- TASK PROMPT -
Check each line of the data for "page" and select those that have it.

====== DATA SECTION

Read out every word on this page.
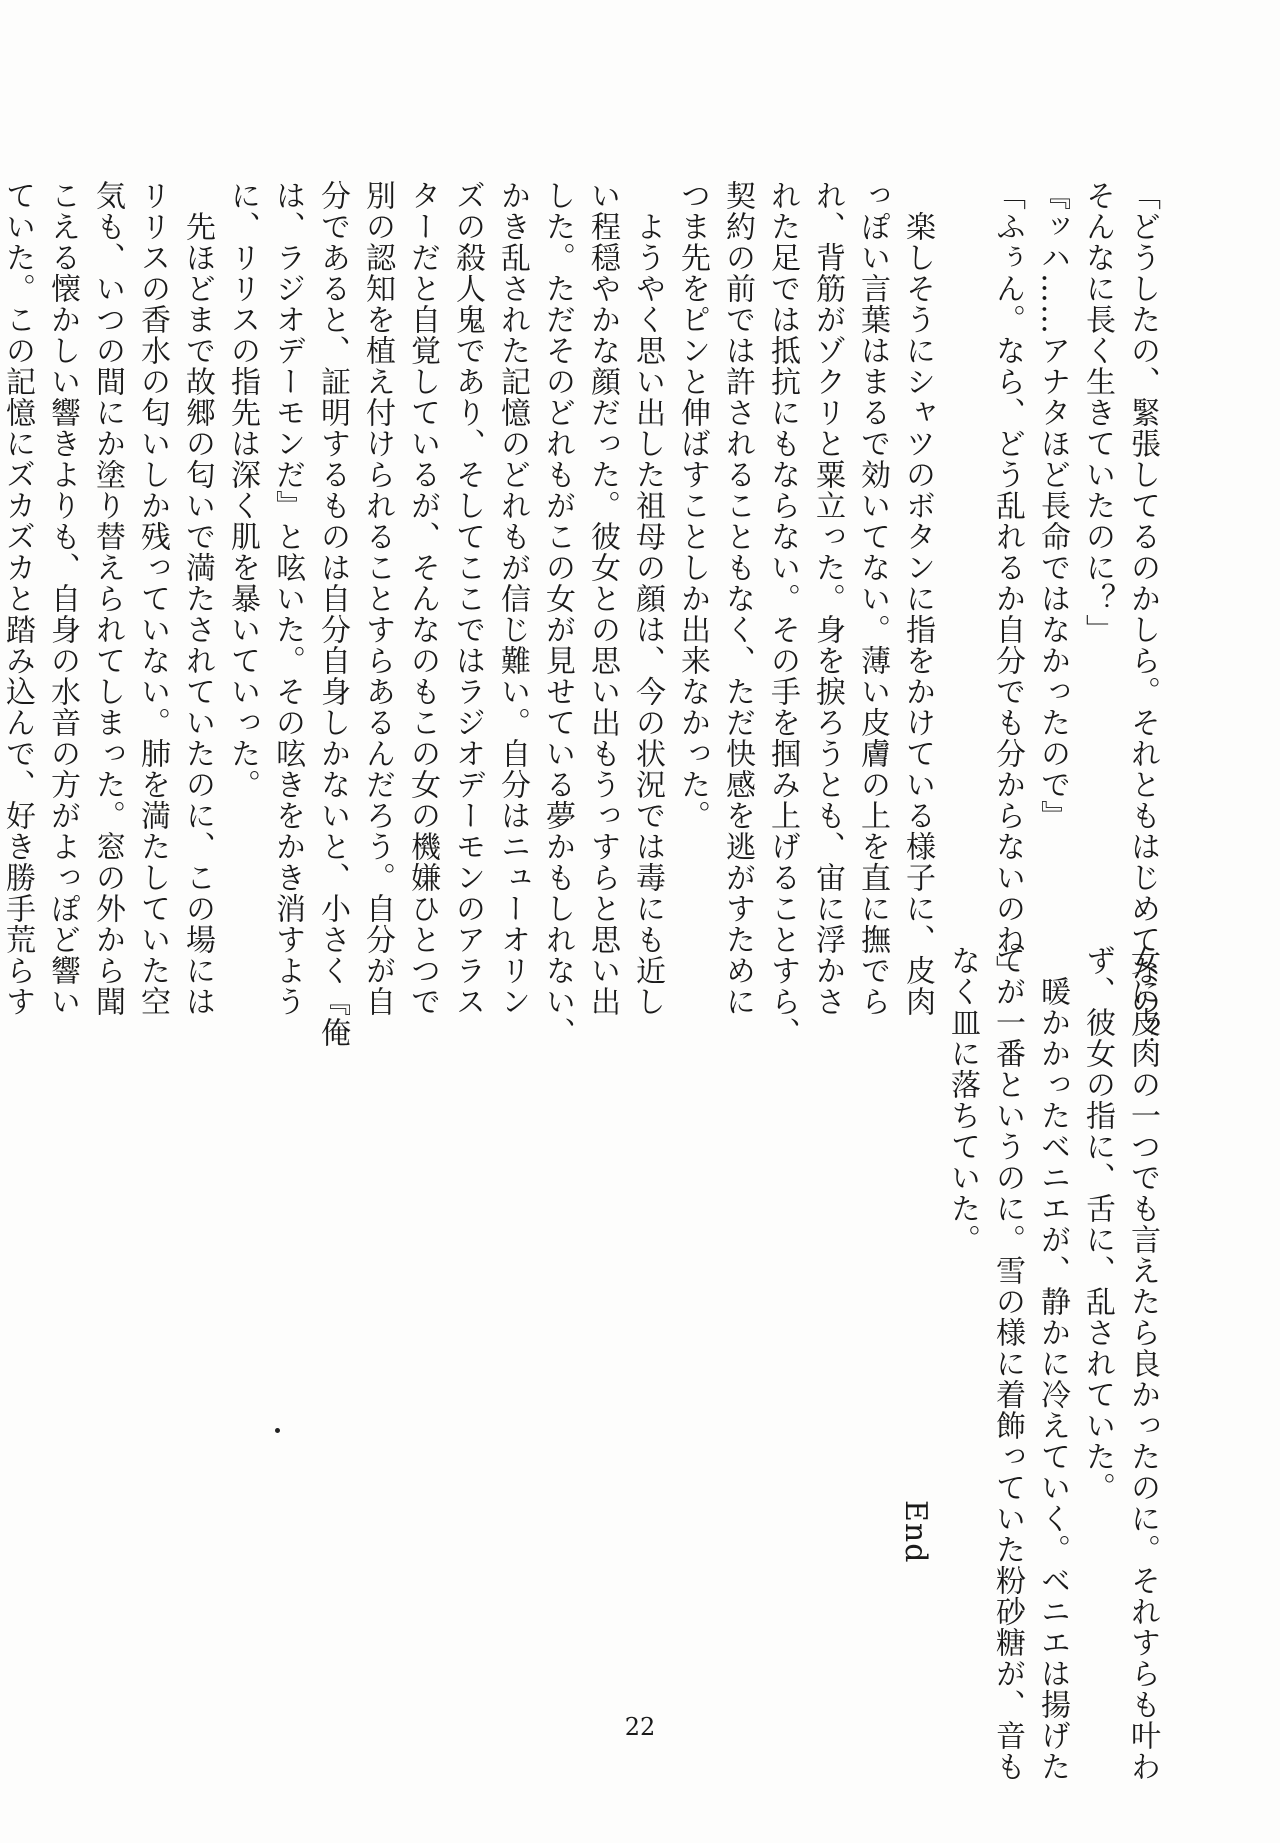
「どうしたの、緊張してるのかしら。それともはじめてなの？

そんなに長く生きていたのに？」

『ッハ……アナタほど長命ではなかったので』

「ふぅん。なら、どう乱れるか自分でも分からないのね」

　楽しそうにシャツのボタンに指をかけている様子に、皮肉

っぽい言葉はまるで効いてない。薄い皮膚の上を直に撫でら

れ、背筋がゾクリと粟立った。身を捩ろうとも、宙に浮かさ

れた足では抵抗にもならない。その手を掴み上げることすら、

契約の前では許されることもなく、ただ快感を逃がすために

つま先をピンと伸ばすことしか出来なかった。

　ようやく思い出した祖母の顔は、今の状況では毒にも近し

い程穏やかな顔だった。彼女との思い出もうっすらと思い出

した。ただそのどれもがこの女が見せている夢かもしれない、

かき乱された記憶のどれもが信じ難い。自分はニューオリン

ズの殺人鬼であり、そしてここではラジオデーモンのアラス

ターだと自覚しているが、そんなのもこの女の機嫌ひとつで

別の認知を植え付けられることすらあるんだろう。自分が自

分であると、証明するものは自分自身しかないと、小さく『俺

は、ラジオデーモンだ』と呟いた。その呟きをかき消すよう

に、リリスの指先は深く肌を暴いていった。

　先ほどまで故郷の匂いで満たされていたのに、この場には

リリスの香水の匂いしか残っていない。肺を満たしていた空

気も、いつの間にか塗り替えられてしまった。窓の外から聞

こえる懐かしい響きよりも、自身の水音の方がよっぽど響い

ていた。この記憶にズカズカと踏み込んで、好き勝手荒らす

女に皮肉の一つでも言えたら良かったのに。それすらも叶わ

ず、彼女の指に、舌に、乱されていた。

　暖かかったベニエが、静かに冷えていく。ベニエは揚げた

てが一番というのに。雪の様に着飾っていた粉砂糖が、音も

なく皿に落ちていた。

End
22
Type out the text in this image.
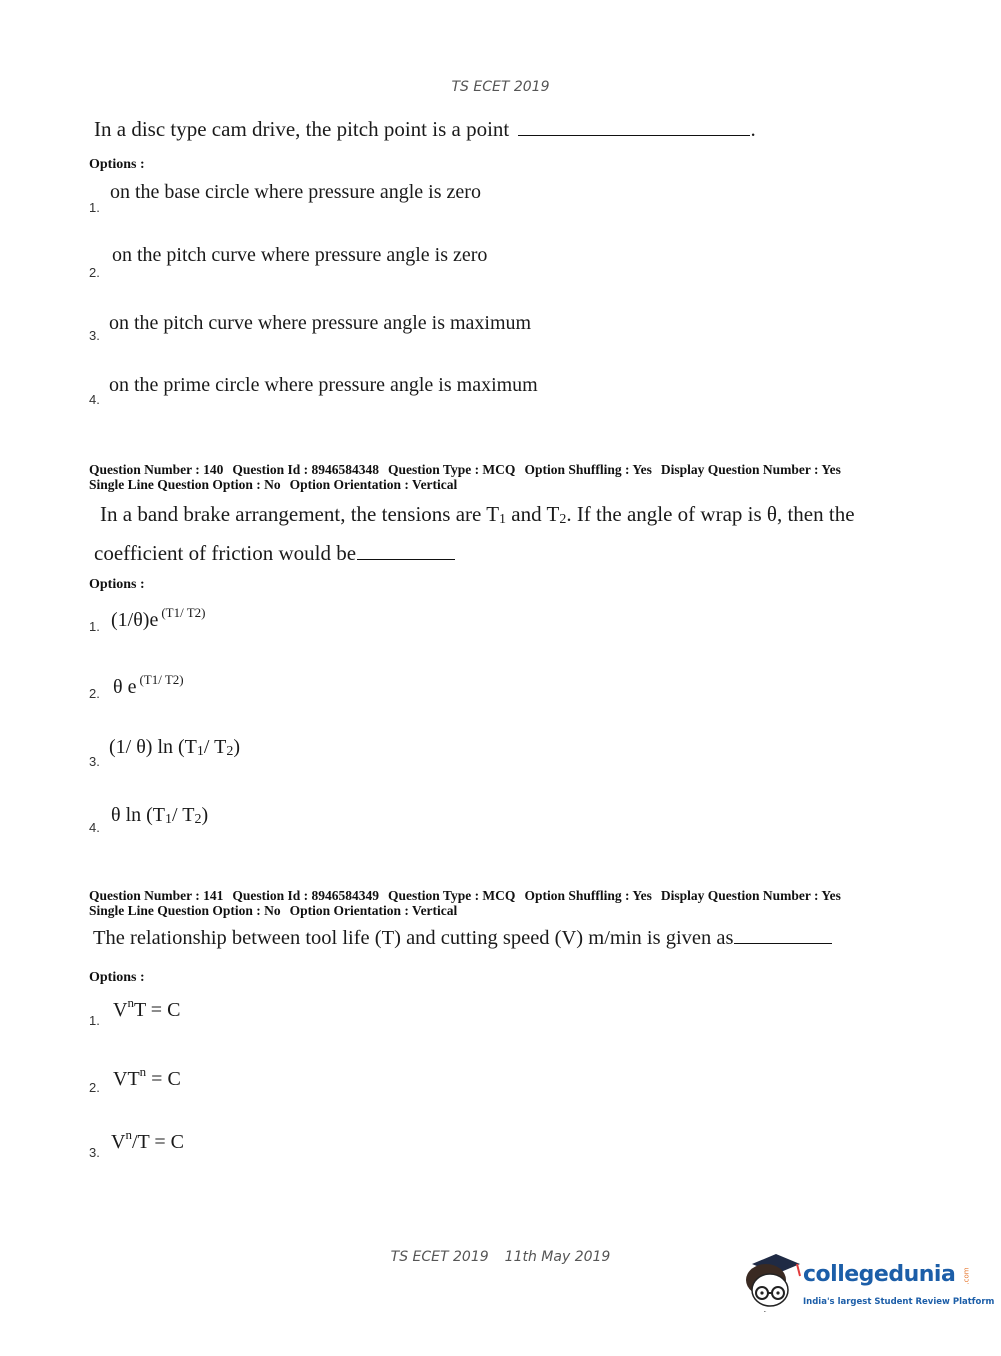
TS ECET 2019
In a disc type cam drive, the pitch point is a point	.
Options :
1.
on the base circle where pressure angle is zero
2.
on the pitch curve where pressure angle is zero
3.
on the pitch curve where pressure angle is maximum
4.
on the prime circle where pressure angle is maximum
Question Number : 140 Question Id : 8946584348 Question Type : MCQ Option Shuffling : Yes Display Question Number : Yes
Single Line Question Option : No Option Orientation : Vertical
In a band brake arrangement, the tensions are T1 and T2. If the angle of wrap is θ, then the
coefficient of friction would be
Options :
1. (1/θ)e $^{(T1/ T2)}$
2. θ e $^{(T1/ T2)}$
3.
(1/ θ) ln (T1/ T2)
4.
θ ln (T1/ T2)
Question Number : 141 Question Id : 8946584349 Question Type : MCQ Option Shuffling : Yes Display Question Number : Yes
Single Line Question Option : No Option Orientation : Vertical
The relationship between tool life (T) and cutting speed (V) m/min is given as
Options :
1. $V^nT = C$
2. $VT^n = C$
3. $V^n/T = C$
TS ECET 2019 11th May 2019
collegedunia .com
India's largest Student Review Platform
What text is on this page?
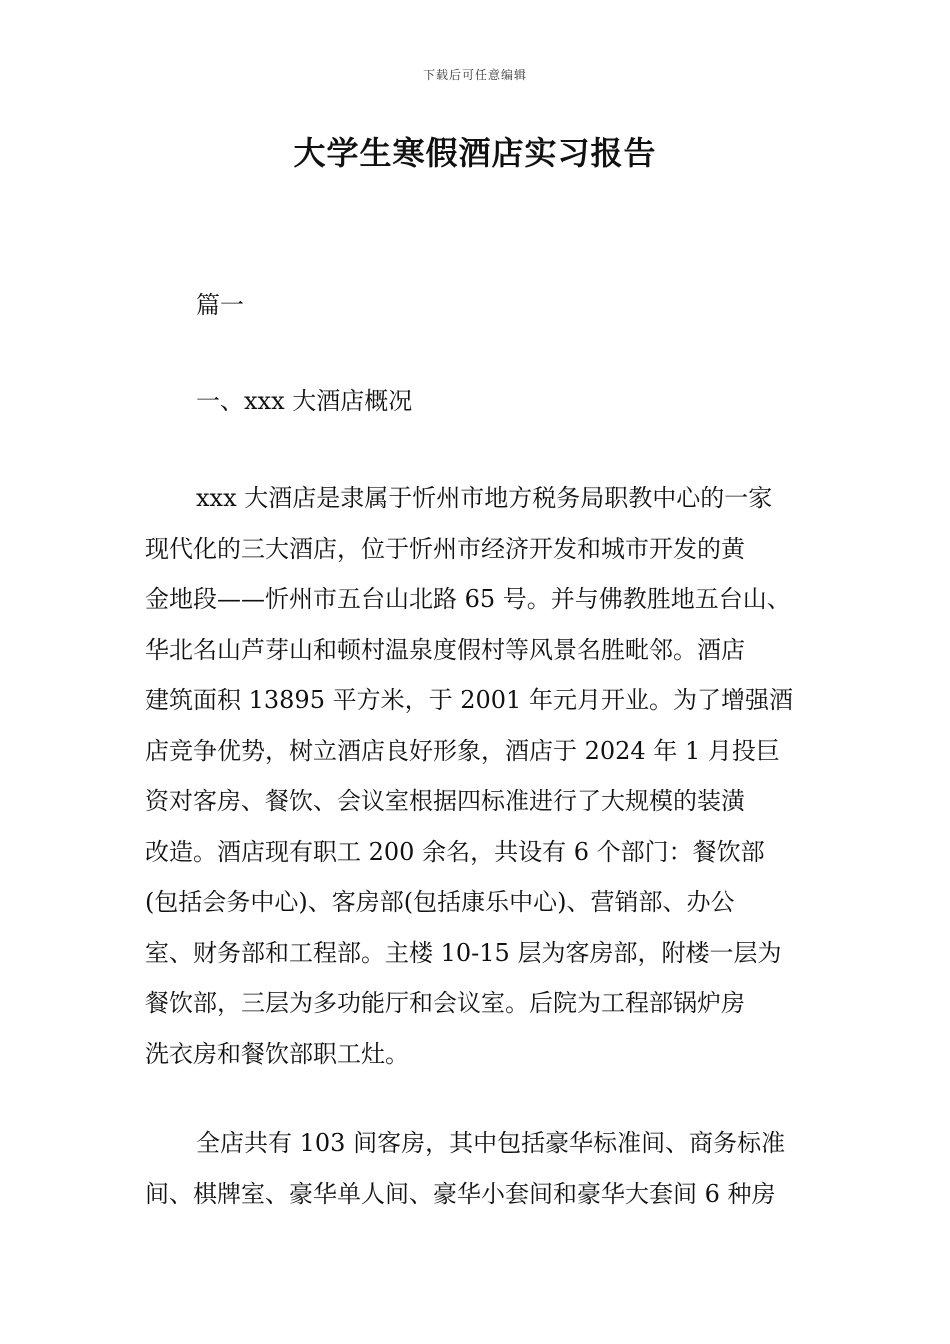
下载后可任意编辑
大学生寒假酒店实习报告

篇一

一、xxx 大酒店概况

xxx 大酒店是隶属于忻州市地方税务局职教中心的一家
现代化的三大酒店，位于忻州市经济开发和城市开发的黄
金地段——忻州市五台山北路 65 号。并与佛教胜地五台山、
华北名山芦芽山和顿村温泉度假村等风景名胜毗邻。酒店
建筑面积 13895 平方米，于 2001 年元月开业。为了增强酒
店竞争优势，树立酒店良好形象，酒店于 2024 年 1 月投巨
资对客房、餐饮、会议室根据四标准进行了大规模的装潢
改造。酒店现有职工 200 余名，共设有 6 个部门：餐饮部
(包括会务中心)、客房部(包括康乐中心)、营销部、办公
室、财务部和工程部。主楼 10-15 层为客房部，附楼一层为
餐饮部，三层为多功能厅和会议室。后院为工程部锅炉房
洗衣房和餐饮部职工灶。
全店共有 103 间客房，其中包括豪华标准间、商务标准
间、棋牌室、豪华单人间、豪华小套间和豪华大套间 6 种房
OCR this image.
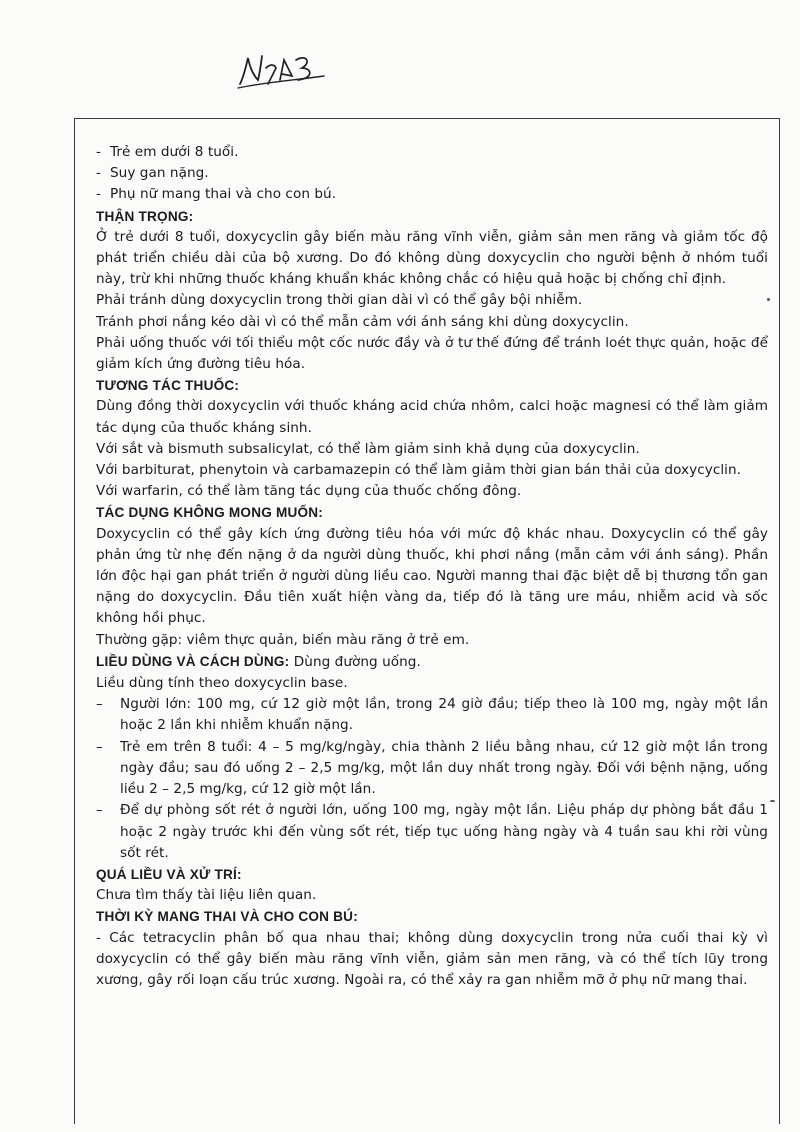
- Trẻ em dưới 8 tuổi.
- Suy gan nặng.
- Phụ nữ mang thai và cho con bú.

THẬN TRỌNG:

Ở trẻ dưới 8 tuổi, doxycyclin gây biến màu răng vĩnh viễn, giảm sản men răng và giảm tốc độ phát triển chiều dài của bộ xương. Do đó không dùng doxycyclin cho người bệnh ở nhóm tuổi này, trừ khi những thuốc kháng khuẩn khác không chắc có hiệu quả hoặc bị chống chỉ định.

Phải tránh dùng doxycyclin trong thời gian dài vì có thể gây bội nhiễm.

Tránh phơi nắng kéo dài vì có thể mẫn cảm với ánh sáng khi dùng doxycyclin.

Phải uống thuốc với tối thiểu một cốc nước đầy và ở tư thế đứng để tránh loét thực quản, hoặc để giảm kích ứng đường tiêu hóa.

TƯƠNG TÁC THUỐC:

Dùng đồng thời doxycyclin với thuốc kháng acid chứa nhôm, calci hoặc magnesi có thể làm giảm tác dụng của thuốc kháng sinh.

Với sắt và bismuth subsalicylat, có thể làm giảm sinh khả dụng của doxycyclin.

Với barbiturat, phenytoin và carbamazepin có thể làm giảm thời gian bán thải của doxycyclin.

Với warfarin, có thể làm tăng tác dụng của thuốc chống đông.

TÁC DỤNG KHÔNG MONG MUỐN:

Doxycyclin có thể gây kích ứng đường tiêu hóa với mức độ khác nhau. Doxycyclin có thể gây phản ứng từ nhẹ đến nặng ở da người dùng thuốc, khi phơi nắng (mẫn cảm với ánh sáng). Phần lớn độc hại gan phát triển ở người dùng liều cao. Người manng thai đặc biệt dễ bị thương tổn gan nặng do doxycyclin. Đầu tiên xuất hiện vàng da, tiếp đó là tăng ure máu, nhiễm acid và sốc không hồi phục.

Thường gặp: viêm thực quản, biến màu răng ở trẻ em.

LIỀU DÙNG VÀ CÁCH DÙNG: Dùng đường uống.

Liều dùng tính theo doxycyclin base.

–	Người lớn: 100 mg, cứ 12 giờ một lần, trong 24 giờ đầu; tiếp theo là 100 mg, ngày một lần hoặc 2 lần khi nhiễm khuẩn nặng.
–	Trẻ em trên 8 tuổi: 4 – 5 mg/kg/ngày, chia thành 2 liều bằng nhau, cứ 12 giờ một lần trong ngày đầu; sau đó uống 2 – 2,5 mg/kg, một lần duy nhất trong ngày. Đối với bệnh nặng, uống liều 2 – 2,5 mg/kg, cứ 12 giờ một lần.
–	Để dự phòng sốt rét ở người lớn, uống 100 mg, ngày một lần. Liệu pháp dự phòng bắt đầu 1 hoặc 2 ngày trước khi đến vùng sốt rét, tiếp tục uống hàng ngày và 4 tuần sau khi rời vùng sốt rét.

QUÁ LIỀU VÀ XỬ TRÍ:

Chưa tìm thấy tài liệu liên quan.

THỜI KỲ MANG THAI VÀ CHO CON BÚ:

- Các tetracyclin phân bố qua nhau thai; không dùng doxycyclin trong nửa cuối thai kỳ vì doxycyclin có thể gây biến màu răng vĩnh viễn, giảm sản men răng, và có thể tích lũy trong xương, gây rối loạn cấu trúc xương. Ngoài ra, có thể xảy ra gan nhiễm mỡ ở phụ nữ mang thai.
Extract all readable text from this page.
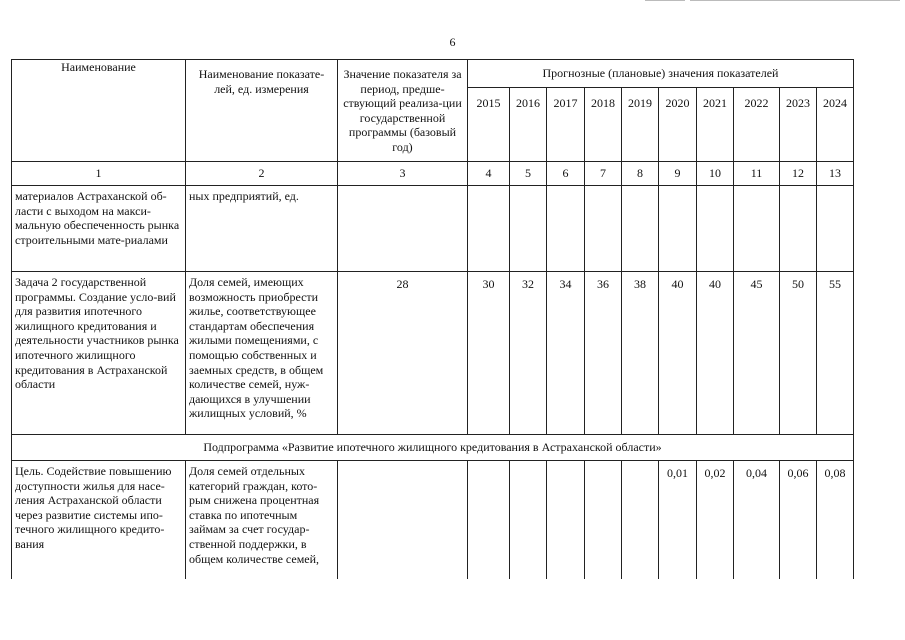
6
Наименование	Наименование показате-лей, ед. измерения	Значение показателя за период, предше-ствующий реализа-ции государственной программы (базовый год)	Прогнозные (плановые) значения показателей									
			2015	2016	2017	2018	2019	2020	2021	2022	2023	2024
1	2	3	4	5	6	7	8	9	10	11	12	13
материалов Астраханской об-ласти с выходом на макси-мальную обеспеченность рынка строительными мате-риалами	ных предприятий, ед.											
Задача 2 государственной программы. Создание усло-вий для развития ипотечного жилищного кредитования и деятельности участников рынка ипотечного жилищного кредитования в Астраханской области	Доля семей, имеющих возможность приобрести жилье, соответствующее стандартам обеспечения жилыми помещениями, с помощью собственных и заемных средств, в общем количестве семей, нуж-дающихся в улучшении жилищных условий, %	28	30	32	34	36	38	40	40	45	50	55
Подпрограмма «Развитие ипотечного жилищного кредитования в Астраханской области»												
Цель. Содействие повышению доступности жилья для насе-ления Астраханской области через развитие системы ипо-течного жилищного кредито-вания	Доля семей отдельных категорий граждан, кото-рым снижена процентная ставка по ипотечным займам за счет государ-ственной поддержки, в общем количестве семей,							0,01	0,02	0,04	0,06	0,08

============

- FINISHED ANSWER -
Read out every word on this page.
What text is on this page?
Extract all readable text from this page.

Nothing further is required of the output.